(Excerpt from a dataset)
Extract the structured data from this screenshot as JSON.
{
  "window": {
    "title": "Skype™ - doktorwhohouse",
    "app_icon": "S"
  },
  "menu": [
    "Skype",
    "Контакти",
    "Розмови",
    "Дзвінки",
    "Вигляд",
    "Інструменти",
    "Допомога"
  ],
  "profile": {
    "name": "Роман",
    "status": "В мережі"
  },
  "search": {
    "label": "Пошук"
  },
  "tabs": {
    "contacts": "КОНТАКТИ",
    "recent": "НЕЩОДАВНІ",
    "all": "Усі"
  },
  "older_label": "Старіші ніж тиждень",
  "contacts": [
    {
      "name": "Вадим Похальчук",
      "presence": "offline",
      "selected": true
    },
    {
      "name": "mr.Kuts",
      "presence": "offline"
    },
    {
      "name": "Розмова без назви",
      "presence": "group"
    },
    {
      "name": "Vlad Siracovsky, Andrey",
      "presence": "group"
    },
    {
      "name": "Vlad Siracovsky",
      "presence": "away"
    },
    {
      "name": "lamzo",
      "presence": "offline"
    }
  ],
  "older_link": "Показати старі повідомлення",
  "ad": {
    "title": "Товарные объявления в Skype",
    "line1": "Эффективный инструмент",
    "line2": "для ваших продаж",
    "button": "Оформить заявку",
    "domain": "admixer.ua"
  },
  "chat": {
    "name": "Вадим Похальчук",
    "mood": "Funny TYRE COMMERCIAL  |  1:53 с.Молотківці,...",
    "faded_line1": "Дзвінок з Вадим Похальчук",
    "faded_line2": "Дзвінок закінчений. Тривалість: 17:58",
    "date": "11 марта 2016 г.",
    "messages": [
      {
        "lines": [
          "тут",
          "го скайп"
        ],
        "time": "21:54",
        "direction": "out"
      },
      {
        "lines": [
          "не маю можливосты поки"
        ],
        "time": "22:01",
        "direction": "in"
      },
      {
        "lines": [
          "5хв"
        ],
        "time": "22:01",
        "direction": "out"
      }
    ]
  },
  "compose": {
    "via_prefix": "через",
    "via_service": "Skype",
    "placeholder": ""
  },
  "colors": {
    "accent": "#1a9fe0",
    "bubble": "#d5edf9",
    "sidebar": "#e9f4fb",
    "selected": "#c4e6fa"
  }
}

Exercise aim
All of the records must be retyped exactly as they are.

Result for this task
Extract the structured data from this screenshot as JSON.
{
  "window": {
    "title": "Skype™ - doktorwhohouse",
    "app_icon": "S"
  },
  "menu": [
    "Skype",
    "Контакти",
    "Розмови",
    "Дзвінки",
    "Вигляд",
    "Інструменти",
    "Допомога"
  ],
  "profile": {
    "name": "Роман",
    "status": "В мережі"
  },
  "search": {
    "label": "Пошук"
  },
  "tabs": {
    "contacts": "КОНТАКТИ",
    "recent": "НЕЩОДАВНІ",
    "all": "Усі"
  },
  "older_label": "Старіші ніж тиждень",
  "contacts": [
    {
      "name": "Вадим Похальчук",
      "presence": "offline",
      "selected": true
    },
    {
      "name": "mr.Kuts",
      "presence": "offline"
    },
    {
      "name": "Розмова без назви",
      "presence": "group"
    },
    {
      "name": "Vlad Siracovsky, Andrey",
      "presence": "group"
    },
    {
      "name": "Vlad Siracovsky",
      "presence": "away"
    },
    {
      "name": "lamzo",
      "presence": "offline"
    }
  ],
  "older_link": "Показати старі повідомлення",
  "ad": {
    "title": "Товарные объявления в Skype",
    "line1": "Эффективный инструмент",
    "line2": "для ваших продаж",
    "button": "Оформить заявку",
    "domain": "admixer.ua"
  },
  "chat": {
    "name": "Вадим Похальчук",
    "mood": "Funny TYRE COMMERCIAL  |  1:53 с.Молотківці,...",
    "faded_line1": "Дзвінок з Вадим Похальчук",
    "faded_line2": "Дзвінок закінчений. Тривалість: 17:58",
    "date": "11 марта 2016 г.",
    "messages": [
      {
        "lines": [
          "тут",
          "го скайп"
        ],
        "time": "21:54",
        "direction": "out"
      },
      {
        "lines": [
          "не маю можливосты поки"
        ],
        "time": "22:01",
        "direction": "in"
      },
      {
        "lines": [
          "5хв"
        ],
        "time": "22:01",
        "direction": "out"
      }
    ]
  },
  "compose": {
    "via_prefix": "через",
    "via_service": "Skype",
    "placeholder": ""
  },
  "colors": {
    "accent": "#1a9fe0",
    "bubble": "#d5edf9",
    "sidebar": "#e9f4fb",
    "selected": "#c4e6fa"
  }
}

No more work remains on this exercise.